From the listing below, pull out the lines that hold "Forecast".

→ Records shown:
[Start]

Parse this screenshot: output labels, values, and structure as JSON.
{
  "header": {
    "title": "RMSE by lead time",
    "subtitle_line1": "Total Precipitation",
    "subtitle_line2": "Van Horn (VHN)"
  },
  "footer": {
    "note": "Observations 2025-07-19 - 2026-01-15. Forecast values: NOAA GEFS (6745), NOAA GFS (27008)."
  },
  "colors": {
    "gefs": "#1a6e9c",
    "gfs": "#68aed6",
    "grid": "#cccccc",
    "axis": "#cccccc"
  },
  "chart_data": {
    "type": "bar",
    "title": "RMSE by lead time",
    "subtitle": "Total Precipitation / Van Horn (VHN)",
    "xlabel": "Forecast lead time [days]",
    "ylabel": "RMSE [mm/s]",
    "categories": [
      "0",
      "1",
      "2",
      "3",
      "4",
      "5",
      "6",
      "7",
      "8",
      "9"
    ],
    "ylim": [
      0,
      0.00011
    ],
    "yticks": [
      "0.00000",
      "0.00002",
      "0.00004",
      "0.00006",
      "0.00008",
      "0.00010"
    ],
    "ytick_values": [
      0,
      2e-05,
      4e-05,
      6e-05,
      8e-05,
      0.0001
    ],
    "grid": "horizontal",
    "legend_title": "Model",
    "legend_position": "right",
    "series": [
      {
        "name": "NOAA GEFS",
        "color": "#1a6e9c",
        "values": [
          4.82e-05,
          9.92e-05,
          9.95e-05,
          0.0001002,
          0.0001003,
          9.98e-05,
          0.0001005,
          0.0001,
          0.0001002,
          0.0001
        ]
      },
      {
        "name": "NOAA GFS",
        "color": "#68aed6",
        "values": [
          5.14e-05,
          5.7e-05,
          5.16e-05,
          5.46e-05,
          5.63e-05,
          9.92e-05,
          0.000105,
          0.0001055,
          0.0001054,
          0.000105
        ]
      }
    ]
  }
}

[End]

→ The result:
    "note": "Observations 2025-07-19 - 2026-01-15. Forecast values: NOAA GEFS (6745), NOAA GFS (27008)."
    "xlabel": "Forecast lead time [days]",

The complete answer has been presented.